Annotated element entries
--- BEGIN ---
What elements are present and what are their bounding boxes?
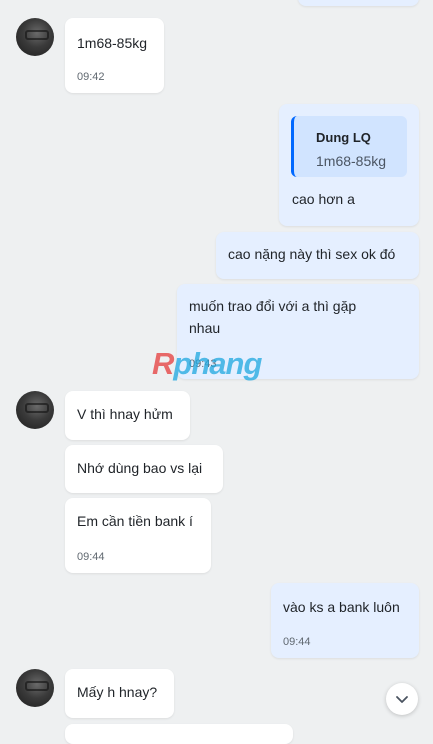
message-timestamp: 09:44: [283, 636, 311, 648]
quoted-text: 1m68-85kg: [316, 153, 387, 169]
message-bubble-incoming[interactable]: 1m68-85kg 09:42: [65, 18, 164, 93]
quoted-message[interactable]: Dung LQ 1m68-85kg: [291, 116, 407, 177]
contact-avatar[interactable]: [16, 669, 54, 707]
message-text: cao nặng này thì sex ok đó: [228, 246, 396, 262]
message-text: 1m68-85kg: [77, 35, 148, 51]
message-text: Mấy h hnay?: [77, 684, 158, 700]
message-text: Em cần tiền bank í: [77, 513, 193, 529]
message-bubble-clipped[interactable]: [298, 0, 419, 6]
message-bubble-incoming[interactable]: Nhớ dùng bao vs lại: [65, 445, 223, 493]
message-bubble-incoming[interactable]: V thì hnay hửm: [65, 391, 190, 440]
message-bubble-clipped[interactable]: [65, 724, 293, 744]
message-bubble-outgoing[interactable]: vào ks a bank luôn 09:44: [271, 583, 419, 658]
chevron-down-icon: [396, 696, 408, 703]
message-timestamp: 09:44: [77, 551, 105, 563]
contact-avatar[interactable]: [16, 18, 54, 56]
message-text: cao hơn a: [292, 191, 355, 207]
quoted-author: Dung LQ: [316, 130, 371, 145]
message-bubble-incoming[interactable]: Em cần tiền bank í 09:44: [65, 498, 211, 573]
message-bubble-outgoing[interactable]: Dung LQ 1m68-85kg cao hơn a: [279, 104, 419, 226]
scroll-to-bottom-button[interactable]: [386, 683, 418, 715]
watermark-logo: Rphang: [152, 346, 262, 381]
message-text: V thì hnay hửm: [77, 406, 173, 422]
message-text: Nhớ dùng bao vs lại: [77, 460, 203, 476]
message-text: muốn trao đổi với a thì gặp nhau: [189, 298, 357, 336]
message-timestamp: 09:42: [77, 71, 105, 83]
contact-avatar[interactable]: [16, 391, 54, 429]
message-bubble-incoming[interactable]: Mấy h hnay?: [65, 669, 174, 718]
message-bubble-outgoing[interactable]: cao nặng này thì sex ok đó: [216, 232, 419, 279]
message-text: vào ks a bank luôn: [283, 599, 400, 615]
--- END ---
*Instruction*
Copy every item above word for word, leaving out the picture.

*Reply*
What elements are present and what are their bounding boxes?
message-timestamp: 09:44: [283, 636, 311, 648]
quoted-text: 1m68-85kg: [316, 153, 387, 169]
message-bubble-incoming[interactable]: 1m68-85kg 09:42: [65, 18, 164, 93]
quoted-message[interactable]: Dung LQ 1m68-85kg: [291, 116, 407, 177]
contact-avatar[interactable]: [16, 669, 54, 707]
message-text: cao nặng này thì sex ok đó: [228, 246, 396, 262]
message-text: 1m68-85kg: [77, 35, 148, 51]
message-text: Mấy h hnay?: [77, 684, 158, 700]
message-text: Em cần tiền bank í: [77, 513, 193, 529]
message-bubble-clipped[interactable]: [298, 0, 419, 6]
message-bubble-incoming[interactable]: Nhớ dùng bao vs lại: [65, 445, 223, 493]
message-bubble-incoming[interactable]: V thì hnay hửm: [65, 391, 190, 440]
message-bubble-clipped[interactable]: [65, 724, 293, 744]
message-bubble-outgoing[interactable]: vào ks a bank luôn 09:44: [271, 583, 419, 658]
chevron-down-icon: [396, 696, 408, 703]
message-timestamp: 09:44: [77, 551, 105, 563]
contact-avatar[interactable]: [16, 18, 54, 56]
message-text: cao hơn a: [292, 191, 355, 207]
quoted-author: Dung LQ: [316, 130, 371, 145]
message-bubble-incoming[interactable]: Em cần tiền bank í 09:44: [65, 498, 211, 573]
message-bubble-outgoing[interactable]: Dung LQ 1m68-85kg cao hơn a: [279, 104, 419, 226]
scroll-to-bottom-button[interactable]: [386, 683, 418, 715]
watermark-logo: Rphang: [152, 346, 262, 381]
message-text: V thì hnay hửm: [77, 406, 173, 422]
message-text: Nhớ dùng bao vs lại: [77, 460, 203, 476]
message-text: muốn trao đổi với a thì gặp nhau: [189, 298, 357, 336]
message-timestamp: 09:42: [77, 71, 105, 83]
contact-avatar[interactable]: [16, 391, 54, 429]
message-bubble-incoming[interactable]: Mấy h hnay?: [65, 669, 174, 718]
message-bubble-outgoing[interactable]: cao nặng này thì sex ok đó: [216, 232, 419, 279]
message-text: vào ks a bank luôn: [283, 599, 400, 615]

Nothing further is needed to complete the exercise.